The reality is that, for households with a single parent or two working parents, the slow cooking ideal is often compromised by budget and time limitations and/or scheduling conflicts. As we know, the fast food mentality is also enabled by a plethora of cheap, convenience options that can be tough to pass up during frazzled, exhausted moments.
Instead of making parents (primarily women) feel guilty for not re-prioritizing their lives to reach some unattainable home-cooking perfection, perhaps we should consider practical actions that the average family can manage.
Things like:
--Committing at least one day for a family meal each week
--Grocery or farmers' market shopping as a family to foster educated choices
--No dinner in front of the TV...or on the go
--Spending a half day cooking a few easy meals to pack up and reheat throughout the week.
Cultural shifts may start with awareness and pontification, but they're ultimately fueled by small steps that build momentum. Change will come from simple actions that are rooted in an appreciation for food and togetherness...as well as a true respect for the realities of today's busy family dynamic.
will jay
"... cheap, convenience options that can be tough to pass up during frazzled, exhausted moments"
Yes, that is what I did tonight and last night. It probably would have actually taken less time to wash a few lettuce leaves, trim some vegetables and make a tuna salad - everything was in the 'fridge - but I was pooped and paid for take out.
──────────
# Directions
A: Copy the rows word for word, from the first row through the row containing "mastodon-link[interactable] bbox=[954, 184, 974, 204]".
B: Write a continuation of the passage about family cooking and busy households, picking up after its last sentence.
The passage on family meals and the rows that follow have no connection to each other.
──────────
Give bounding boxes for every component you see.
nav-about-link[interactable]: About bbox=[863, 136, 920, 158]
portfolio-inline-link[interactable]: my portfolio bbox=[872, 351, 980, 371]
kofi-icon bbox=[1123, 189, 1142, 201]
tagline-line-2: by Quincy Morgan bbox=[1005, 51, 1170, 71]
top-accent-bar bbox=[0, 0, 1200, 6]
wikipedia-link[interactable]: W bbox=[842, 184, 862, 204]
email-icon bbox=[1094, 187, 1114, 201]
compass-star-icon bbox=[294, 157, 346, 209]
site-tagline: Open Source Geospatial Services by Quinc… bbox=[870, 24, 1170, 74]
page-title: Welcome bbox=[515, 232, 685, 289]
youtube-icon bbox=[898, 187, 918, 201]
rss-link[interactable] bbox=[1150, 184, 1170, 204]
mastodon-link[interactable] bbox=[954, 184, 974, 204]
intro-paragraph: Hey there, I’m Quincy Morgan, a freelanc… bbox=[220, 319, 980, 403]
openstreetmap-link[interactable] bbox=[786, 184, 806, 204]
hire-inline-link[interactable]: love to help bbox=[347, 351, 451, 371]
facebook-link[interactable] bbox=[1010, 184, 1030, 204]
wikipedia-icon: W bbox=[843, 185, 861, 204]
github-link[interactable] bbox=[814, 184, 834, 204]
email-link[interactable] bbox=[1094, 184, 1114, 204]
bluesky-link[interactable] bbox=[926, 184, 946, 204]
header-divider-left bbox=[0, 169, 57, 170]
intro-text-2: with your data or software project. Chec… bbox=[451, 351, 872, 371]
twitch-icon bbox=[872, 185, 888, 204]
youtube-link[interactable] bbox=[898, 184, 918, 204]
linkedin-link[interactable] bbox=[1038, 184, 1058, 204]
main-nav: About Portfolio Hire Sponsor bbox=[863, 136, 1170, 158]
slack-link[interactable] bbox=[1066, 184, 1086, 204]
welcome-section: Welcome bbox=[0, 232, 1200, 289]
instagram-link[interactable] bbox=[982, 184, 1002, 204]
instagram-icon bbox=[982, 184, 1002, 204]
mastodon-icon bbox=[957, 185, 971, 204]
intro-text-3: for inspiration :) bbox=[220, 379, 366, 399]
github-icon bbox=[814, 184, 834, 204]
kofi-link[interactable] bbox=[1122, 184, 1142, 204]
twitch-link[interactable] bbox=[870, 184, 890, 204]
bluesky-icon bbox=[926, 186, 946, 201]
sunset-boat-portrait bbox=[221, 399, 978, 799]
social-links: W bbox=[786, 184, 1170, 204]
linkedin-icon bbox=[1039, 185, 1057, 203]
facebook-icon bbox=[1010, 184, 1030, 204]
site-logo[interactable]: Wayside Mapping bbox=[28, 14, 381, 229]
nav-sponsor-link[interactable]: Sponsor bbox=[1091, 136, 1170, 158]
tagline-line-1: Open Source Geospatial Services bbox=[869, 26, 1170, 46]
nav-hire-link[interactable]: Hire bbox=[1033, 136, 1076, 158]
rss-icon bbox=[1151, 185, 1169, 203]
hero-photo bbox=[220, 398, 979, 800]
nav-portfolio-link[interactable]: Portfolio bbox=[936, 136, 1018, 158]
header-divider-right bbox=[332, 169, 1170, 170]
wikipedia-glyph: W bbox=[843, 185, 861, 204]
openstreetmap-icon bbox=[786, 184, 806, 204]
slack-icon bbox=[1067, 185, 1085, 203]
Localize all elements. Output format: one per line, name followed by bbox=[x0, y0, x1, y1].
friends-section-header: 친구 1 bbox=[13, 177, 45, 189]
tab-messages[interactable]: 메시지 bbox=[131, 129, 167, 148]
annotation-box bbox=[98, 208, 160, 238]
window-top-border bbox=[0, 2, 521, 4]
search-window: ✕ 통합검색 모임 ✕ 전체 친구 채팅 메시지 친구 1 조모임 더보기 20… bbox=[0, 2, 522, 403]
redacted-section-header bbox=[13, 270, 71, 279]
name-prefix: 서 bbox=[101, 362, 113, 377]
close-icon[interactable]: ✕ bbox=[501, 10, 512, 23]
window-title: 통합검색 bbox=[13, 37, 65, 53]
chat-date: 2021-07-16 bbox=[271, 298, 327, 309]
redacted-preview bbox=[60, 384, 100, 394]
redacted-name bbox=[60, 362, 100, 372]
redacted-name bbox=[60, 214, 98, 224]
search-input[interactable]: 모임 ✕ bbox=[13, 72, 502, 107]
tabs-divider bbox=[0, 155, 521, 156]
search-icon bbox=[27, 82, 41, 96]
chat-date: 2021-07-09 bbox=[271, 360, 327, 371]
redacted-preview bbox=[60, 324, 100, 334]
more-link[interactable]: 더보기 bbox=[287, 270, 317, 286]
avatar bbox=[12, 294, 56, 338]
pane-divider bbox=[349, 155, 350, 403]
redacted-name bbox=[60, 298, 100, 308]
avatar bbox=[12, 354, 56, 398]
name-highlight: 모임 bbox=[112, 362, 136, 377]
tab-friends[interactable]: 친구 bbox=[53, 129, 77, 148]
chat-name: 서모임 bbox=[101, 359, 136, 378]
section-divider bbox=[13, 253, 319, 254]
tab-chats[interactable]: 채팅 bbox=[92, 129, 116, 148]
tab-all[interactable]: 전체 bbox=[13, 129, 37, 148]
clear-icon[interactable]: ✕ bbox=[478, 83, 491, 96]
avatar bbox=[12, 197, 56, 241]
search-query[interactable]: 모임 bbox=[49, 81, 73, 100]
──────────
# The replies
A:
Give bounding boxes for every component you see.
nav-about-link[interactable]: About bbox=[863, 136, 920, 158]
portfolio-inline-link[interactable]: my portfolio bbox=[872, 351, 980, 371]
kofi-icon bbox=[1123, 189, 1142, 201]
tagline-line-2: by Quincy Morgan bbox=[1005, 51, 1170, 71]
top-accent-bar bbox=[0, 0, 1200, 6]
wikipedia-link[interactable]: W bbox=[842, 184, 862, 204]
email-icon bbox=[1094, 187, 1114, 201]
compass-star-icon bbox=[294, 157, 346, 209]
site-tagline: Open Source Geospatial Services by Quinc… bbox=[870, 24, 1170, 74]
page-title: Welcome bbox=[515, 232, 685, 289]
youtube-icon bbox=[898, 187, 918, 201]
rss-link[interactable] bbox=[1150, 184, 1170, 204]
mastodon-link[interactable] bbox=[954, 184, 974, 204]

B:
I am fortunate, but others do not have the the resources or the choices I have.
Brad Weiss
I have great respect for the work that Michael has done as an advocate for home cooking, and the techniques he's promoted as a means to enhancing "family meals." But I think this account is dismissive of the original scholarship that Marcotte's piece is only loosely based on. These sociologists are NOT making a moral judgment as to whether "family meals" are, or are NOT commendable, they are reporting two basic facts: home-cooking, often by those who barely have the time and resources to pull it off, is often not appreciated - or EATEN - by the "family" for whom it is intended. We might dismiss such ingratitude as ungracious, but it does not change the fact that many people (no, not everyone) EXPERIENCE the act of "family dining" as unpleasant and unfairly foisted on certain members of the family (i.e. moms). Second, the authors show that "family dining" has very different position in domestic relations within different CLASS contexts. That is, "family dining" is not a universally admired standard, it is an ideal which has (relatively recently, in fact) been proposed as a solution to a range of social problems, from delinquency, to poverty, to overconsumption, to health care. This is not their PREMISE, this is their FINDING that emerges from many many hours of interviewing and working with women and men of different social classes. The point that these authors try to make is not that we should be dismissive of these problems, or of food provisioning as means of addressing them, but that it would be great if we could come up with other models of food sharing and collective life that didn't put so much of a burden on the already frail structures of "the family." Read the short final paragraph of the original piece, and you'll get the idea.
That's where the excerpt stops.